Exercise: Each line containing the word "screenshot" must be reported.

Rows from a figure dataset:
* * *

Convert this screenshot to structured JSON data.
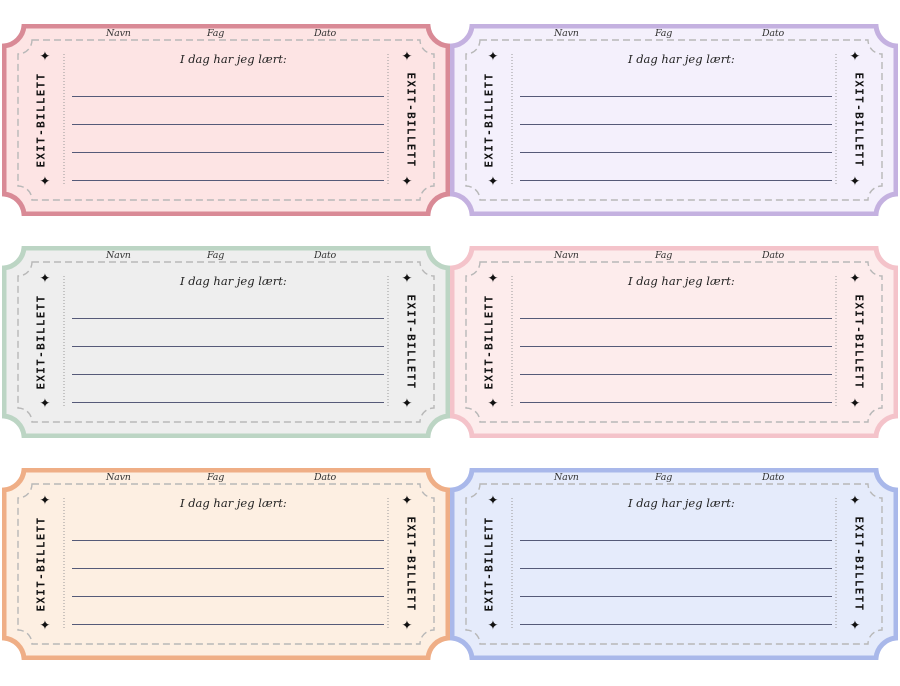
{
  "labels": {
    "name": "Navn",
    "subject": "Fag",
    "date": "Dato",
    "prompt": "I dag har jeg lært:",
    "side": "EXIT-BILLETT",
    "star": "✦"
  },
  "tickets": [
    {
      "id": "pink-red",
      "fill": "#fde4e4",
      "border": "#d98a96"
    },
    {
      "id": "lavender",
      "fill": "#f4f0fc",
      "border": "#c4b1e0"
    },
    {
      "id": "grey",
      "fill": "#eeeeee",
      "border": "#bcd5c4"
    },
    {
      "id": "light-pink",
      "fill": "#fdecec",
      "border": "#f4c3ca"
    },
    {
      "id": "peach",
      "fill": "#fdefe2",
      "border": "#efae86"
    },
    {
      "id": "blue",
      "fill": "#e5ebfb",
      "border": "#a9b8ea"
    }
  ]
}
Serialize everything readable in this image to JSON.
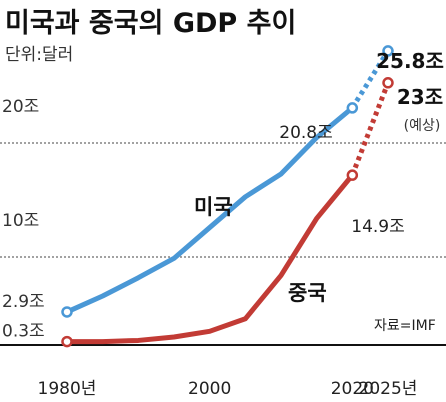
{
  "chart_data": {
    "type": "line",
    "title": "미국과 중국의 GDP 추이",
    "unit_label": "단위:달러",
    "y_ticks": [
      {
        "value": 0.3,
        "label": "0.3조"
      },
      {
        "value": 2.9,
        "label": "2.9조"
      },
      {
        "value": 10,
        "label": "10조"
      },
      {
        "value": 20,
        "label": "20조"
      }
    ],
    "x_ticks": [
      {
        "value": 1980,
        "label": "1980년"
      },
      {
        "value": 2000,
        "label": "2000"
      },
      {
        "value": 2020,
        "label": "2020"
      },
      {
        "value": 2025,
        "label": "2025년"
      }
    ],
    "xlim": [
      1980,
      2025
    ],
    "ylim": [
      0,
      25.8
    ],
    "grid": "dashed horizontal lines at 10 and 20",
    "series": [
      {
        "name": "미국",
        "color": "#4a98d6",
        "x": [
          1980,
          1985,
          1990,
          1995,
          2000,
          2005,
          2010,
          2015,
          2020
        ],
        "y": [
          2.9,
          4.3,
          5.9,
          7.6,
          10.3,
          13.0,
          15.0,
          18.2,
          20.8
        ],
        "projection": {
          "x": [
            2020,
            2025
          ],
          "y": [
            20.8,
            25.8
          ]
        }
      },
      {
        "name": "중국",
        "color": "#c23b35",
        "x": [
          1980,
          1985,
          1990,
          1995,
          2000,
          2005,
          2010,
          2015,
          2020
        ],
        "y": [
          0.3,
          0.3,
          0.4,
          0.7,
          1.2,
          2.3,
          6.1,
          11.1,
          14.9
        ],
        "projection": {
          "x": [
            2020,
            2025
          ],
          "y": [
            14.9,
            23
          ]
        }
      }
    ],
    "annotations": {
      "us_2020": "20.8조",
      "us_2025": "25.8조",
      "cn_2020": "14.9조",
      "cn_2025": "23조",
      "forecast": "(예상)"
    },
    "source": "자료=IMF"
  }
}
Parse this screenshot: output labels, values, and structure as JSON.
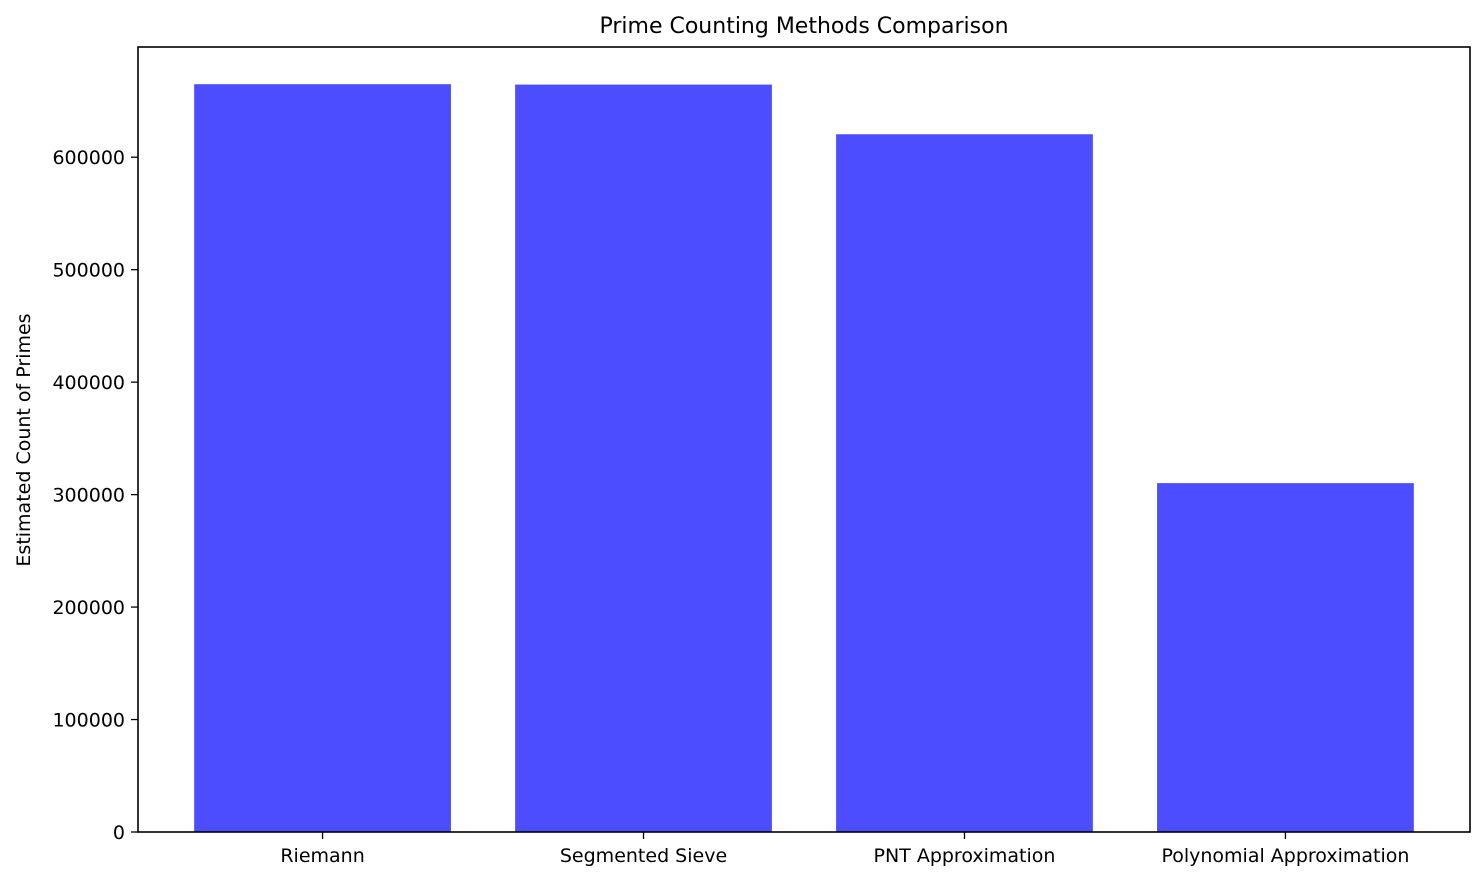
{
  "chart_data": {
    "type": "bar",
    "title": "Prime Counting Methods Comparison",
    "xlabel": "",
    "ylabel": "Estimated Count of Primes",
    "categories": [
      "Riemann",
      "Segmented Sieve",
      "PNT Approximation",
      "Polynomial Approximation"
    ],
    "values": [
      664918,
      664579,
      620420,
      310210
    ],
    "ylim": [
      0,
      698000
    ],
    "yticks": [
      0,
      100000,
      200000,
      300000,
      400000,
      500000,
      600000
    ],
    "ytick_labels": [
      "0",
      "100000",
      "200000",
      "300000",
      "400000",
      "500000",
      "600000"
    ],
    "bar_color": "#4b4dff",
    "grid": false,
    "legend": "none"
  }
}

* * *

Expected answer:
Convert this screenshot to structured JSON data.
Parse this screenshot: output labels, values, and structure as JSON.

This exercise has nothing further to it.